TASK BRIEF — In the entries below, count every line with the word "warning". Return only the count.

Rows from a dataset
=====
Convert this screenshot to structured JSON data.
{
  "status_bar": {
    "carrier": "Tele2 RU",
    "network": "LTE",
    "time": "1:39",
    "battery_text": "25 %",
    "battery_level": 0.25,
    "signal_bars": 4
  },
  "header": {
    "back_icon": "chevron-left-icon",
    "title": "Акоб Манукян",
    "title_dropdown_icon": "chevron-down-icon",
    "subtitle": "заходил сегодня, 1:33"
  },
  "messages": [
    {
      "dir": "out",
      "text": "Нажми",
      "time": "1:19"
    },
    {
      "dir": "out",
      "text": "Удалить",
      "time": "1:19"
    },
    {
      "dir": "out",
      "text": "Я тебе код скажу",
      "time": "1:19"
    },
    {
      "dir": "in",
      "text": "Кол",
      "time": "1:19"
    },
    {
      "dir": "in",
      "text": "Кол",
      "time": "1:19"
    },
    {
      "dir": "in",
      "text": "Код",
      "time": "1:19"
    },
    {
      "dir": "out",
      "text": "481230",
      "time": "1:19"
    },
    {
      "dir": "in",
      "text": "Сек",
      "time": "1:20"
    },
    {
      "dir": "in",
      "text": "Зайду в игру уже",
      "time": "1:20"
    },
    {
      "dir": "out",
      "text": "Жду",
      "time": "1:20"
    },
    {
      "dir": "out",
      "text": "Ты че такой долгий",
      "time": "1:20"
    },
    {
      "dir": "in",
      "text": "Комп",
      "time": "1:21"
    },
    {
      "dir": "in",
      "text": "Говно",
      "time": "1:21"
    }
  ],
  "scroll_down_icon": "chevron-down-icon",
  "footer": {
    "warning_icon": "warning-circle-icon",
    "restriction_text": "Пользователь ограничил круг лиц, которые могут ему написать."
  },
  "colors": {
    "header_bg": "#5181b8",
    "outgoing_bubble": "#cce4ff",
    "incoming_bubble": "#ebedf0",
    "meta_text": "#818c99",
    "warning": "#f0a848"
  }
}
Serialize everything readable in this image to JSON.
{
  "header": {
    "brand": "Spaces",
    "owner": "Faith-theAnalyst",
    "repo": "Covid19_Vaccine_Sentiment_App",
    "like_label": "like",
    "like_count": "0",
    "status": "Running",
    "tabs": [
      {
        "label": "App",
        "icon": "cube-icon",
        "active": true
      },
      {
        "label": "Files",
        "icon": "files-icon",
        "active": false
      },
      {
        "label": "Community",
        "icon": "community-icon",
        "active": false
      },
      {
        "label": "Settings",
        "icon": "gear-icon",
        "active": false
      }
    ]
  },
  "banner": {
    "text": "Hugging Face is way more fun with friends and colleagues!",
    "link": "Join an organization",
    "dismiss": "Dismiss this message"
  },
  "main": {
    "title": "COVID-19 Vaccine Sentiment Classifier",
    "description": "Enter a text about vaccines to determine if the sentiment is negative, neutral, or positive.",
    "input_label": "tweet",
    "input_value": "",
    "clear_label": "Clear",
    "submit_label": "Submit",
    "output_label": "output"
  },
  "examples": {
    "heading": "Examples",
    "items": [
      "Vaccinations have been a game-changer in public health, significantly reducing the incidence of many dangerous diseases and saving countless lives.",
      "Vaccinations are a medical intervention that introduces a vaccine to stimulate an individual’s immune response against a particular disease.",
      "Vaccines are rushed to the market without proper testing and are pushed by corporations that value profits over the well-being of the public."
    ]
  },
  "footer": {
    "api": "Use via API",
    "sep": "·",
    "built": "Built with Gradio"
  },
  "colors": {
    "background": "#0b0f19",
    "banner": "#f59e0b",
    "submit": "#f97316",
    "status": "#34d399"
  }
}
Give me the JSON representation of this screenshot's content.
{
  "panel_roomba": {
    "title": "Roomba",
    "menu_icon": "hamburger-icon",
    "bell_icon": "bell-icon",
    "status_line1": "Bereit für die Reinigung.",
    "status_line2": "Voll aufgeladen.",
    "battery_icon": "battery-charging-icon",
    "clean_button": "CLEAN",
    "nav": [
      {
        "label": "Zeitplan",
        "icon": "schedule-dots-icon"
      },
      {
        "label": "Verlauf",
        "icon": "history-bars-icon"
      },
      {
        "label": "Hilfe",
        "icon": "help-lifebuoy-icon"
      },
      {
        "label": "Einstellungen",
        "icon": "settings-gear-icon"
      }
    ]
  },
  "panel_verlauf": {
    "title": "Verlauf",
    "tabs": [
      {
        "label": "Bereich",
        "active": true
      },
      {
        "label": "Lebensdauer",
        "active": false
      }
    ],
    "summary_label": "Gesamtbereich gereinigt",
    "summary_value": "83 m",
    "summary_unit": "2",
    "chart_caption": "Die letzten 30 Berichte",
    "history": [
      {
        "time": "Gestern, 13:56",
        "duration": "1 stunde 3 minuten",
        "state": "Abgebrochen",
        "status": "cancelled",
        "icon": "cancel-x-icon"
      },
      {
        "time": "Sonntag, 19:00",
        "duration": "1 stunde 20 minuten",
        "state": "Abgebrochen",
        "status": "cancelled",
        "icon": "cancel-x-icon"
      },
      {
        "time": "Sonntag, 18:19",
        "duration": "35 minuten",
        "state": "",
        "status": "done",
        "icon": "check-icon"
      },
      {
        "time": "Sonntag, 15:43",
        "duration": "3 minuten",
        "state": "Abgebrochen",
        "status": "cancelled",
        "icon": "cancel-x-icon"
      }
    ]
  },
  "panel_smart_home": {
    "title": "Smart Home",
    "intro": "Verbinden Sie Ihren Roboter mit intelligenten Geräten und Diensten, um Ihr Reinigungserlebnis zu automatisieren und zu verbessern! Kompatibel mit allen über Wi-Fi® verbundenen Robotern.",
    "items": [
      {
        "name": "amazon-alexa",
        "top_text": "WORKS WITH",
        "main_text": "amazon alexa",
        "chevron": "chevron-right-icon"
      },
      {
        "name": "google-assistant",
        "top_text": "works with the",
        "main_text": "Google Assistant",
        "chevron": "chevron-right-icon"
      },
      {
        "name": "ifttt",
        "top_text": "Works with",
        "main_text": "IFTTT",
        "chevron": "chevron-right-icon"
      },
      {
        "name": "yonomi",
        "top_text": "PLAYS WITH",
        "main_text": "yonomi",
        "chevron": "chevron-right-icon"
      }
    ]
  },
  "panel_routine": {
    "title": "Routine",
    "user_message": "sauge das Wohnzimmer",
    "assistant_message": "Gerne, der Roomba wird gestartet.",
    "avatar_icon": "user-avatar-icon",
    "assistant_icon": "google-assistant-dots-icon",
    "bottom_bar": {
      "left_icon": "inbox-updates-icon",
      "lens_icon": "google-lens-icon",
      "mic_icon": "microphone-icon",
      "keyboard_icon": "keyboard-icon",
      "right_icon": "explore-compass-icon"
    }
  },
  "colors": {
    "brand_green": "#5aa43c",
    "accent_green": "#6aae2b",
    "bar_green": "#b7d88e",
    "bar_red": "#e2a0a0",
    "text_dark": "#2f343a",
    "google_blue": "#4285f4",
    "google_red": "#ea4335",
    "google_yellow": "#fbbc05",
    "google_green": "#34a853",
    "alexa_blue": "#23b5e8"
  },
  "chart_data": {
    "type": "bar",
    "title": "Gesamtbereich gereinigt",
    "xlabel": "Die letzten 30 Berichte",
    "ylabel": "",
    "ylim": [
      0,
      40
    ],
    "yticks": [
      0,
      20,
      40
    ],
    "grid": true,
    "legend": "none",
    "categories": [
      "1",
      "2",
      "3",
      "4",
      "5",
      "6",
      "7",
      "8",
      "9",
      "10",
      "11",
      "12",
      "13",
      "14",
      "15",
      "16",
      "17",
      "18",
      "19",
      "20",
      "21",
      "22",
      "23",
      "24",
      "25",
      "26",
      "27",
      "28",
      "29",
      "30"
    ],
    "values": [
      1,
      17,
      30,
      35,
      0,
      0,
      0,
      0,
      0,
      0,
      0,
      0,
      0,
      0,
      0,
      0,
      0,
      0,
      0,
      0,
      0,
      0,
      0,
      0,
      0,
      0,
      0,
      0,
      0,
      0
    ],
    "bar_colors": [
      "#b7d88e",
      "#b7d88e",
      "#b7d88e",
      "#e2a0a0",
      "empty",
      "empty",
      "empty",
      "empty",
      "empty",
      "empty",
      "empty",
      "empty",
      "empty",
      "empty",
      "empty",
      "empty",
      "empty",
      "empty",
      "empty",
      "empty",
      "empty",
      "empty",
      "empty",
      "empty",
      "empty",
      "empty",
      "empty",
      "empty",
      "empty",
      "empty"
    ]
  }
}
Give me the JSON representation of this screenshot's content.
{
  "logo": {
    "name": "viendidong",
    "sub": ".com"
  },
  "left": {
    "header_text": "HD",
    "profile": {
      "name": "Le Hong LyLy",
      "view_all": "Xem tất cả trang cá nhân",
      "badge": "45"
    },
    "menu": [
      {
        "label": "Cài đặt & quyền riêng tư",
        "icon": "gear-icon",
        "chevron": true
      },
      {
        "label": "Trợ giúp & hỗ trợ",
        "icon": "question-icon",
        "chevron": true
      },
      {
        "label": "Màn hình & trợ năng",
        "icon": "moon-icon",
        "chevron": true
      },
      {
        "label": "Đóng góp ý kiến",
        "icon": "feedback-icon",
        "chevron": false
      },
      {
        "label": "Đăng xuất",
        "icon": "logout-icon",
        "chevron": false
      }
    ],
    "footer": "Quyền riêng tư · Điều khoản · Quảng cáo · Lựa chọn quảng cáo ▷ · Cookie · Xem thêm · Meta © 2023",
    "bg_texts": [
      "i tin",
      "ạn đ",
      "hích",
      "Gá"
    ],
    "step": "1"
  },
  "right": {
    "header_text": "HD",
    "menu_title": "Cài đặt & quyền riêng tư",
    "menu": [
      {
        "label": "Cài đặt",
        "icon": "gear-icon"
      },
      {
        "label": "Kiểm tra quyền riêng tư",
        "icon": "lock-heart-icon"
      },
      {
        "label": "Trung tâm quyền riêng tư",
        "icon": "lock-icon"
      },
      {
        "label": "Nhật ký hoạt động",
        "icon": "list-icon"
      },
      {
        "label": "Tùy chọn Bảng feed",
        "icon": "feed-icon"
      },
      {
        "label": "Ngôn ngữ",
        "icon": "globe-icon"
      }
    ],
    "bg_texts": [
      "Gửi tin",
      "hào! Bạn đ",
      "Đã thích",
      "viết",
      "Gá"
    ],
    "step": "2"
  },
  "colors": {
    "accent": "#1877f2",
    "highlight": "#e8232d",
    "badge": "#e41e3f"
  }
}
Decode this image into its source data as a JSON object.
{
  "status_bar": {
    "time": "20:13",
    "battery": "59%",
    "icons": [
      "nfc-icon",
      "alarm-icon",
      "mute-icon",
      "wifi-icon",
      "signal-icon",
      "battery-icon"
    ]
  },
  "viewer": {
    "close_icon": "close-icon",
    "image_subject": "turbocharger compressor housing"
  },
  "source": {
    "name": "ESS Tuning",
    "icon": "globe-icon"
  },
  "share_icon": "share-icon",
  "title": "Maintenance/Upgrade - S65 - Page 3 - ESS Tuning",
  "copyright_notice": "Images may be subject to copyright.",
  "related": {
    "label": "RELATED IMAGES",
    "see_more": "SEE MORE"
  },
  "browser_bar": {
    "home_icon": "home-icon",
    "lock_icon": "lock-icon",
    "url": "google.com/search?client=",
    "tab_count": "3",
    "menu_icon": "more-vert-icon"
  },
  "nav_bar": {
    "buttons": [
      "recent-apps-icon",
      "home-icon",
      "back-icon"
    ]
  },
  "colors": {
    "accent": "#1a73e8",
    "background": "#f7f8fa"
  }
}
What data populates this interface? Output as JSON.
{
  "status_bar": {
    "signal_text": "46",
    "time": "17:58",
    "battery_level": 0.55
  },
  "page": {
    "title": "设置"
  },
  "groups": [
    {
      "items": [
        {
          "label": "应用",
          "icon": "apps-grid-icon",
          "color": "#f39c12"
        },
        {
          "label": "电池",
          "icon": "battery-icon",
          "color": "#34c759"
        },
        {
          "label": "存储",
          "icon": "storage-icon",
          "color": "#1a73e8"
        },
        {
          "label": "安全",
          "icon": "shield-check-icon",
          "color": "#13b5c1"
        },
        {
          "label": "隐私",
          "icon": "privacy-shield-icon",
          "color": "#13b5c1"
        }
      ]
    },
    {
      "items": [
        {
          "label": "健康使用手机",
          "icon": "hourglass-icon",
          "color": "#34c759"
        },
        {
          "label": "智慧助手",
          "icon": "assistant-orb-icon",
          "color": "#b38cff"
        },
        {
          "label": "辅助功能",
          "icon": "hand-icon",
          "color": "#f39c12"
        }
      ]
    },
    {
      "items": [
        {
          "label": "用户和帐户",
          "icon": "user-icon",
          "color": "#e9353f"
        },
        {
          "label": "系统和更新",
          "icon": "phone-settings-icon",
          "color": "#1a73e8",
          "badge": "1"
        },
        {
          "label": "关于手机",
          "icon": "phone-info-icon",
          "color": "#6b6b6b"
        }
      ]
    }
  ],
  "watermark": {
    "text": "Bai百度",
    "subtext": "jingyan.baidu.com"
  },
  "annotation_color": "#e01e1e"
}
=====
RESPONSE — 2